start SUPPLIED MATERIAL

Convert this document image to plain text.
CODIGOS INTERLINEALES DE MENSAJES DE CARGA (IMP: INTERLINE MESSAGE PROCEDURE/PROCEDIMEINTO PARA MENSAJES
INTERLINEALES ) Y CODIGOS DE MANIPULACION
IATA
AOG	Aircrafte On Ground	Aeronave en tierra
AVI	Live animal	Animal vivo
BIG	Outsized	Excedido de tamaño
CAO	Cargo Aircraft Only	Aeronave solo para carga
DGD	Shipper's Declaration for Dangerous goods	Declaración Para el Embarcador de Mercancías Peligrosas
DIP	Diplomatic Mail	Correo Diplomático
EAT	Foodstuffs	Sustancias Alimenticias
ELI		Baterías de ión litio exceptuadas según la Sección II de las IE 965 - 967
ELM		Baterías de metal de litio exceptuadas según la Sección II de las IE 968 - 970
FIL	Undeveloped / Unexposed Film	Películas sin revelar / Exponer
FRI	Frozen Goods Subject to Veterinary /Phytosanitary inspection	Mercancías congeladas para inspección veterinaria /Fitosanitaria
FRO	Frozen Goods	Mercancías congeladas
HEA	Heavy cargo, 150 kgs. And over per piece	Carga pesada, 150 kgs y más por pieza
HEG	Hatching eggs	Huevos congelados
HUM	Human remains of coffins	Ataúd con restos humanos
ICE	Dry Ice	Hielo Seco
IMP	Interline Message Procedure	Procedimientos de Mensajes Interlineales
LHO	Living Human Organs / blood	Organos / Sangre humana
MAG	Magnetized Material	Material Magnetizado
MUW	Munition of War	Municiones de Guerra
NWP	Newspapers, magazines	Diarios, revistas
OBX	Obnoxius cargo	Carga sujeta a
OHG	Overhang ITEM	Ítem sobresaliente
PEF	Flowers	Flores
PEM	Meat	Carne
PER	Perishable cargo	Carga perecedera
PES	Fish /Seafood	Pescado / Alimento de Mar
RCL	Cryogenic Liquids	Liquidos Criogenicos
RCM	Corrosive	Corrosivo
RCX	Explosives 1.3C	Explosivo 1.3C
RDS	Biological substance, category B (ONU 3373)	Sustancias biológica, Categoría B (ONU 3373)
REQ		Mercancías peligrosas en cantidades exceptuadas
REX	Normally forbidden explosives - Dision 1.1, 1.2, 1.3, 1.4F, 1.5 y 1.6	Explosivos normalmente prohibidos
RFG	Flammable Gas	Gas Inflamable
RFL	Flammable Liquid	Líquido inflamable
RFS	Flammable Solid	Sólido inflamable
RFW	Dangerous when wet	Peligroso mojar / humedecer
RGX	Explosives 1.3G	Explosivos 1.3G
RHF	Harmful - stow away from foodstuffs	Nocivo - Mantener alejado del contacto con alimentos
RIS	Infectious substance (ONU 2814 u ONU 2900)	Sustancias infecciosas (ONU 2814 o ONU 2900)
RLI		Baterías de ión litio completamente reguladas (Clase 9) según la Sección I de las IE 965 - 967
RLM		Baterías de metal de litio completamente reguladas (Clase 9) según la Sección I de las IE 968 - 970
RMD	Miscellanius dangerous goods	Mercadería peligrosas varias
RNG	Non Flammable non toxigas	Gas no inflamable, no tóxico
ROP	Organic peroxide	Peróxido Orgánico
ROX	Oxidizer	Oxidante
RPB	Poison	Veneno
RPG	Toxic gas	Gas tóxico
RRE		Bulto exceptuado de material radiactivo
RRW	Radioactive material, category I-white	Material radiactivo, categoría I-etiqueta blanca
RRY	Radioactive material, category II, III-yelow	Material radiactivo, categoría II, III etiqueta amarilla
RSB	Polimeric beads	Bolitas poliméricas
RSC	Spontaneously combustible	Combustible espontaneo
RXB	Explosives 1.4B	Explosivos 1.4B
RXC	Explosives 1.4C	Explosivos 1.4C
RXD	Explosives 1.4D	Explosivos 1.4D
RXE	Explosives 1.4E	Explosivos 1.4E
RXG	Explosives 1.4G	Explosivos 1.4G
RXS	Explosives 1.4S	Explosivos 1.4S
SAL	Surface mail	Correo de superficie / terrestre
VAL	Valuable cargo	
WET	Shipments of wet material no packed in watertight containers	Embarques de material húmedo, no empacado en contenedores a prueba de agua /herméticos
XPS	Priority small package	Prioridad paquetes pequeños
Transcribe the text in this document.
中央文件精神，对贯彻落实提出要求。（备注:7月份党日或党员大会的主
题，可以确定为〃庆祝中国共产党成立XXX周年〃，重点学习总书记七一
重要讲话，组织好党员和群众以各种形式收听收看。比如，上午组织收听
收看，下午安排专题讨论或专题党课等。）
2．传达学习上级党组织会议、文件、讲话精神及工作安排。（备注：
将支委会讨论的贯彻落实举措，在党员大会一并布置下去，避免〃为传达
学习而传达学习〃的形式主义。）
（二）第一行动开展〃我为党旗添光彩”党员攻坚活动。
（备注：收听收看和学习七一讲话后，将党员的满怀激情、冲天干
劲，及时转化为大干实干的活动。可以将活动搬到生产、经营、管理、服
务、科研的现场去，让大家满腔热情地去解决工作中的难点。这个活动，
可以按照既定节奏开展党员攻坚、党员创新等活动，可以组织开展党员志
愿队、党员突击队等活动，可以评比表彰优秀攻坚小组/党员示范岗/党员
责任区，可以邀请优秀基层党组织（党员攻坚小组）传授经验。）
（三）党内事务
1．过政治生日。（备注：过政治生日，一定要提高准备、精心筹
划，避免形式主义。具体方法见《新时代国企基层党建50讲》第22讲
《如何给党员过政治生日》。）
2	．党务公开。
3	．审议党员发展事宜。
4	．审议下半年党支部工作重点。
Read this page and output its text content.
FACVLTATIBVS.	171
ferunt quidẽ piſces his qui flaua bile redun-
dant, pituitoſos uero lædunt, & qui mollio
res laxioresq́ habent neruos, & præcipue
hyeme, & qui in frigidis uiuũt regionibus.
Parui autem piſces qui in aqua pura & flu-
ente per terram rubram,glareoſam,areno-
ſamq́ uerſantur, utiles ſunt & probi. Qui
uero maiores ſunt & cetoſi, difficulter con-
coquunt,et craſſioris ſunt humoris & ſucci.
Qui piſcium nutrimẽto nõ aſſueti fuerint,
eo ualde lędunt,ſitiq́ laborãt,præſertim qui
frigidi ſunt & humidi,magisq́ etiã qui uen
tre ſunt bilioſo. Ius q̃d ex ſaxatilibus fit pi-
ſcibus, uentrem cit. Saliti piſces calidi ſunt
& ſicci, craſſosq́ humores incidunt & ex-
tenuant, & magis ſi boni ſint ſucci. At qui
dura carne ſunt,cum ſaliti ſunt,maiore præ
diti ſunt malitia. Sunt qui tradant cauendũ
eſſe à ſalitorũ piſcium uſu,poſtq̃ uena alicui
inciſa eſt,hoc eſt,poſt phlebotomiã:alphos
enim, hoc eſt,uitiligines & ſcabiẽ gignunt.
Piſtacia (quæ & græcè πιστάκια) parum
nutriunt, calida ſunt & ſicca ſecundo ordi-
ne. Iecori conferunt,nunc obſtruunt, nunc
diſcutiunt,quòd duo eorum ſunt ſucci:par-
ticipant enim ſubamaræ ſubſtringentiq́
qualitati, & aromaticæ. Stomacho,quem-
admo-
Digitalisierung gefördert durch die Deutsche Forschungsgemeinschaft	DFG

end SUPPLIED MATERIAL

▸ **BRIEF**: Find all lines with "exceptuadas" in them and copy each one.

▸ **FULL RESPONSE**:
ELI		Baterías de ión litio exceptuadas según la Sección II de las IE 965 - 967
ELM		Baterías de metal de litio exceptuadas según la Sección II de las IE 968 - 970
REQ		Mercancías peligrosas en cantidades exceptuadas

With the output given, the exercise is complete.